Aim of the exercise: Print the entries that appear below, exactly as written and without their pictures.

Data entries
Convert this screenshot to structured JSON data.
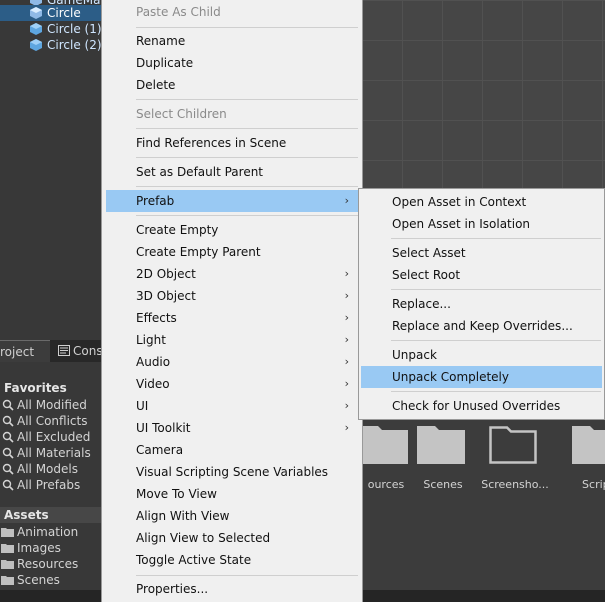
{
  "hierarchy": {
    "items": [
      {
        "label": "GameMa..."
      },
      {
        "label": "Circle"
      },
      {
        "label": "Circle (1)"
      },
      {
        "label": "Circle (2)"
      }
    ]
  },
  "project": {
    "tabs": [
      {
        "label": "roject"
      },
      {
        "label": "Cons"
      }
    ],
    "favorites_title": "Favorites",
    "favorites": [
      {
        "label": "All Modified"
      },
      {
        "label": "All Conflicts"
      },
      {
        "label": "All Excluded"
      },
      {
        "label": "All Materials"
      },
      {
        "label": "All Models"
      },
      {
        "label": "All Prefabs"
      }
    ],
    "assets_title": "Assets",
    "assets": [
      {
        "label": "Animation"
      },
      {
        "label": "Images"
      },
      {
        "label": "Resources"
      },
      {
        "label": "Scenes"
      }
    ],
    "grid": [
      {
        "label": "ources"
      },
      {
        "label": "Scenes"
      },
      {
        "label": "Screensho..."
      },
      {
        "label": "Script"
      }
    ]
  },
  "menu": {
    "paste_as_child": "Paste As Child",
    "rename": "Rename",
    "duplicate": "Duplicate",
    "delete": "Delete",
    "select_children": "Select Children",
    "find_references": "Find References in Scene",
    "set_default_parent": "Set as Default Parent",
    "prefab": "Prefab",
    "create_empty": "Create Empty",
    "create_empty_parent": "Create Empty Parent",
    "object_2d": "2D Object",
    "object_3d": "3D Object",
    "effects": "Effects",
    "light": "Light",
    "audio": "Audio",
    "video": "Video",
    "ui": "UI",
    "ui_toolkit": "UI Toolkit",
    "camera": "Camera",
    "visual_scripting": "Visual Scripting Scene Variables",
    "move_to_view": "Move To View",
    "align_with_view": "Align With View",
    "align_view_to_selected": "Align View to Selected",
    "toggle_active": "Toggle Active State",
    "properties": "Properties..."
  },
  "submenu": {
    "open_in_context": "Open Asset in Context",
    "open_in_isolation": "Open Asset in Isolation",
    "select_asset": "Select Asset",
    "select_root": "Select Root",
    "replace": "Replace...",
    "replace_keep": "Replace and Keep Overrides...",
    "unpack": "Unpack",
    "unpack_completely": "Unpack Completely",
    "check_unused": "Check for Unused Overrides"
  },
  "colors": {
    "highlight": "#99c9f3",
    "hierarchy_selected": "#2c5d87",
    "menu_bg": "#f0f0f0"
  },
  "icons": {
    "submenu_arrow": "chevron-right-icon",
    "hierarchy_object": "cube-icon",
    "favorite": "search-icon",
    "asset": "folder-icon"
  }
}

Result of the exercise:
Convert this screenshot to structured JSON data.
{
  "hierarchy": {
    "items": [
      {
        "label": "GameMa..."
      },
      {
        "label": "Circle"
      },
      {
        "label": "Circle (1)"
      },
      {
        "label": "Circle (2)"
      }
    ]
  },
  "project": {
    "tabs": [
      {
        "label": "roject"
      },
      {
        "label": "Cons"
      }
    ],
    "favorites_title": "Favorites",
    "favorites": [
      {
        "label": "All Modified"
      },
      {
        "label": "All Conflicts"
      },
      {
        "label": "All Excluded"
      },
      {
        "label": "All Materials"
      },
      {
        "label": "All Models"
      },
      {
        "label": "All Prefabs"
      }
    ],
    "assets_title": "Assets",
    "assets": [
      {
        "label": "Animation"
      },
      {
        "label": "Images"
      },
      {
        "label": "Resources"
      },
      {
        "label": "Scenes"
      }
    ],
    "grid": [
      {
        "label": "ources"
      },
      {
        "label": "Scenes"
      },
      {
        "label": "Screensho..."
      },
      {
        "label": "Script"
      }
    ]
  },
  "menu": {
    "paste_as_child": "Paste As Child",
    "rename": "Rename",
    "duplicate": "Duplicate",
    "delete": "Delete",
    "select_children": "Select Children",
    "find_references": "Find References in Scene",
    "set_default_parent": "Set as Default Parent",
    "prefab": "Prefab",
    "create_empty": "Create Empty",
    "create_empty_parent": "Create Empty Parent",
    "object_2d": "2D Object",
    "object_3d": "3D Object",
    "effects": "Effects",
    "light": "Light",
    "audio": "Audio",
    "video": "Video",
    "ui": "UI",
    "ui_toolkit": "UI Toolkit",
    "camera": "Camera",
    "visual_scripting": "Visual Scripting Scene Variables",
    "move_to_view": "Move To View",
    "align_with_view": "Align With View",
    "align_view_to_selected": "Align View to Selected",
    "toggle_active": "Toggle Active State",
    "properties": "Properties..."
  },
  "submenu": {
    "open_in_context": "Open Asset in Context",
    "open_in_isolation": "Open Asset in Isolation",
    "select_asset": "Select Asset",
    "select_root": "Select Root",
    "replace": "Replace...",
    "replace_keep": "Replace and Keep Overrides...",
    "unpack": "Unpack",
    "unpack_completely": "Unpack Completely",
    "check_unused": "Check for Unused Overrides"
  },
  "colors": {
    "highlight": "#99c9f3",
    "hierarchy_selected": "#2c5d87",
    "menu_bg": "#f0f0f0"
  },
  "icons": {
    "submenu_arrow": "chevron-right-icon",
    "hierarchy_object": "cube-icon",
    "favorite": "search-icon",
    "asset": "folder-icon"
  }
}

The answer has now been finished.